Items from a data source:
◇ ◇ ◇ ◇

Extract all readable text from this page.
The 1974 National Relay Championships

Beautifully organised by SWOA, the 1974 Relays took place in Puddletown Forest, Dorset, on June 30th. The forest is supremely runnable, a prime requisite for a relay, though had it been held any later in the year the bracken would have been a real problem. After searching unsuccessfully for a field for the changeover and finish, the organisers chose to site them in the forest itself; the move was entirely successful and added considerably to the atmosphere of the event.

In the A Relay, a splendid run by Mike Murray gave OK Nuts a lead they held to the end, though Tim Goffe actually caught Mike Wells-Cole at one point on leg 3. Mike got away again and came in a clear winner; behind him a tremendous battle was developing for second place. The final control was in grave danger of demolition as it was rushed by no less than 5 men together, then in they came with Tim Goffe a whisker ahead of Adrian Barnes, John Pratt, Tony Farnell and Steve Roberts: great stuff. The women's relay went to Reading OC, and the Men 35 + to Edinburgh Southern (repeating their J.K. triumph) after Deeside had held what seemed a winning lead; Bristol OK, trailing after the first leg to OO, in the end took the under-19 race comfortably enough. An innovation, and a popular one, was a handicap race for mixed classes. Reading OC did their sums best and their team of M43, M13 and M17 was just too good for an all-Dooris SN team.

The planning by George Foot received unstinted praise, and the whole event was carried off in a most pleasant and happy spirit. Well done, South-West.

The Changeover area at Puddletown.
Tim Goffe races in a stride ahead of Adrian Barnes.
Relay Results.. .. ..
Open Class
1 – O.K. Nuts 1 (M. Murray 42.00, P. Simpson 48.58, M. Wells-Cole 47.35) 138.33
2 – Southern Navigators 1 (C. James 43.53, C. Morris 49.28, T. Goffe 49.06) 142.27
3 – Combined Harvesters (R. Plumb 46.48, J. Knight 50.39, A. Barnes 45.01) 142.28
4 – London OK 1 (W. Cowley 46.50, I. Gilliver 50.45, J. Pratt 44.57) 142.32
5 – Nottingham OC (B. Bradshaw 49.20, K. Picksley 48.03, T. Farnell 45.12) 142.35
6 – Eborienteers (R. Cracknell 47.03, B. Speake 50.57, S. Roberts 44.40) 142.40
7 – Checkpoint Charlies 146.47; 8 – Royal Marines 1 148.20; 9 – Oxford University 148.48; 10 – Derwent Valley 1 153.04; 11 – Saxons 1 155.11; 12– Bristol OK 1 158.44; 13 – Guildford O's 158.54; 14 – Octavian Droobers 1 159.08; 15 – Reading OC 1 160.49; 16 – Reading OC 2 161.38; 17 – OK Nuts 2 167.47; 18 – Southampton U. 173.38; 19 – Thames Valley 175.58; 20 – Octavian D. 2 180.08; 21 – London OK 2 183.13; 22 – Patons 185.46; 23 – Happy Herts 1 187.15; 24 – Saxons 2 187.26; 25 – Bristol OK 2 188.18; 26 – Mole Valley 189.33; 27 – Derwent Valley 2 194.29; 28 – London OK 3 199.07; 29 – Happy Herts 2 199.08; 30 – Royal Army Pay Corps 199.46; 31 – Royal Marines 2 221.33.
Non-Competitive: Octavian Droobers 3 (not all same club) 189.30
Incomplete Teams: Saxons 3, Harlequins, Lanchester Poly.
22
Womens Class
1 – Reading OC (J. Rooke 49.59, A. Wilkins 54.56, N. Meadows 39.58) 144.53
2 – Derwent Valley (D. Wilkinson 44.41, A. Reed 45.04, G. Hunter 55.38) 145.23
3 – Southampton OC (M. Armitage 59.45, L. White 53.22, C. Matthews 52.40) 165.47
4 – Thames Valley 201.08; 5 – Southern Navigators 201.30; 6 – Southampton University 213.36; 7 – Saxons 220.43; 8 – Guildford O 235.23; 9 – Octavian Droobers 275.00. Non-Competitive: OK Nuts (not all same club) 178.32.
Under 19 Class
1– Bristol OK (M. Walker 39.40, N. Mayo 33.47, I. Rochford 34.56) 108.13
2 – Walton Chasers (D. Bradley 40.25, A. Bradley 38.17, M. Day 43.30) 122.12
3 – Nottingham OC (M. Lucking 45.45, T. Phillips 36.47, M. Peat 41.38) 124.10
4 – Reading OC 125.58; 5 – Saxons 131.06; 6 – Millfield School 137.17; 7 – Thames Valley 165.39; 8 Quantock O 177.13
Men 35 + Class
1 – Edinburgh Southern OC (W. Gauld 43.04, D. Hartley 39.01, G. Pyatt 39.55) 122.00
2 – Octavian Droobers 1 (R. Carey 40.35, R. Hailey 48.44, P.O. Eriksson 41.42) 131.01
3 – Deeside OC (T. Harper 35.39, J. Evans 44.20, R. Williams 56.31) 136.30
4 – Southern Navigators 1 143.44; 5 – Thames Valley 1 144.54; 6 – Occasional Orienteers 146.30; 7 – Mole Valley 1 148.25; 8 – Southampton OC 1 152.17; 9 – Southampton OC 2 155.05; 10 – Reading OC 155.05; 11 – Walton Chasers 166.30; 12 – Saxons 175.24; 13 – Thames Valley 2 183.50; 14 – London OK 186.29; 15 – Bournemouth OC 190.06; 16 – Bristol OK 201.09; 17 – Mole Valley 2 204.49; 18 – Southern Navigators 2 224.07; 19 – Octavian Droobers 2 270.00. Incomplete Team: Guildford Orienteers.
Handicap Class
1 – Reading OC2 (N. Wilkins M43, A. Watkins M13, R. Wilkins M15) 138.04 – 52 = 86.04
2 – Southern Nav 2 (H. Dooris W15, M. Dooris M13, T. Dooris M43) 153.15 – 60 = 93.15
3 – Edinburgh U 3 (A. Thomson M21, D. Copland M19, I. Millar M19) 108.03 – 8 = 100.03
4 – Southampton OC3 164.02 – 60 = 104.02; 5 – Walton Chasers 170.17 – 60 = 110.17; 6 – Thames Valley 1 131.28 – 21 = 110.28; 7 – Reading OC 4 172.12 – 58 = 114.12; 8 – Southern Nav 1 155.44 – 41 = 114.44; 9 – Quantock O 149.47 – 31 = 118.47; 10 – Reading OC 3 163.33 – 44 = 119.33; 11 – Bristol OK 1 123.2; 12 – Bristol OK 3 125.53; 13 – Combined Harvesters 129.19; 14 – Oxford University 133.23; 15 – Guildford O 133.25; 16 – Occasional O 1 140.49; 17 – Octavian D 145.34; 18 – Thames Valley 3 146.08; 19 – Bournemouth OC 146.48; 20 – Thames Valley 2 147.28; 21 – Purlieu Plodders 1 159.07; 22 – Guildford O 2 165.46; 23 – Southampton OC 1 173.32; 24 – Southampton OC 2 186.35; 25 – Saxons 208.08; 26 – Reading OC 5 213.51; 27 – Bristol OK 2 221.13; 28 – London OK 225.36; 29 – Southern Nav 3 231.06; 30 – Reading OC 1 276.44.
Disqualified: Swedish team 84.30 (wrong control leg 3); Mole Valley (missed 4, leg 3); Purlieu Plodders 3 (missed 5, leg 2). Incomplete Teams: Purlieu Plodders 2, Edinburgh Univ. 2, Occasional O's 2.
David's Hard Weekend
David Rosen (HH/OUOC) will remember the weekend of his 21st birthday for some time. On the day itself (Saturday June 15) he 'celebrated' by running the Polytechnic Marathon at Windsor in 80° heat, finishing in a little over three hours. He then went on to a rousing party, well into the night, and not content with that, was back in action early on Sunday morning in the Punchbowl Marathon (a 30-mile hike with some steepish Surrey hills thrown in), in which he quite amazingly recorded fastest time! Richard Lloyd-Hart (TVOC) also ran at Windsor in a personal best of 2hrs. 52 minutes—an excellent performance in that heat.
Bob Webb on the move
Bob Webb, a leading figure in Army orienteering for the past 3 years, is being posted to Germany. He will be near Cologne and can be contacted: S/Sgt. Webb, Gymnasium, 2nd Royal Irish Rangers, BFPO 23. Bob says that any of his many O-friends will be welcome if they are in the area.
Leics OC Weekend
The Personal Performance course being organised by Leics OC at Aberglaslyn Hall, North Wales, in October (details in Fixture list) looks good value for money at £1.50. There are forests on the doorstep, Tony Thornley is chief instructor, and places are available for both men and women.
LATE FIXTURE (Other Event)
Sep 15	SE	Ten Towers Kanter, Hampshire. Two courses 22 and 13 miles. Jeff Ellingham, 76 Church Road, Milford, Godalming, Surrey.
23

◇ ◇ ◇ ◇

Task goal:
From the entries above, copy every line containing the word "Competitive".

Task solution:
Non-Competitive: Octavian Droobers 3 (not all same club) 189.30
4 – Thames Valley 201.08; 5 – Southern Navigators 201.30; 6 – Southampton University 213.36; 7 – Saxons 220.43; 8 – Guildford O 235.23; 9 – Octavian Droobers 275.00. Non-Competitive: OK Nuts (not all same club) 178.32.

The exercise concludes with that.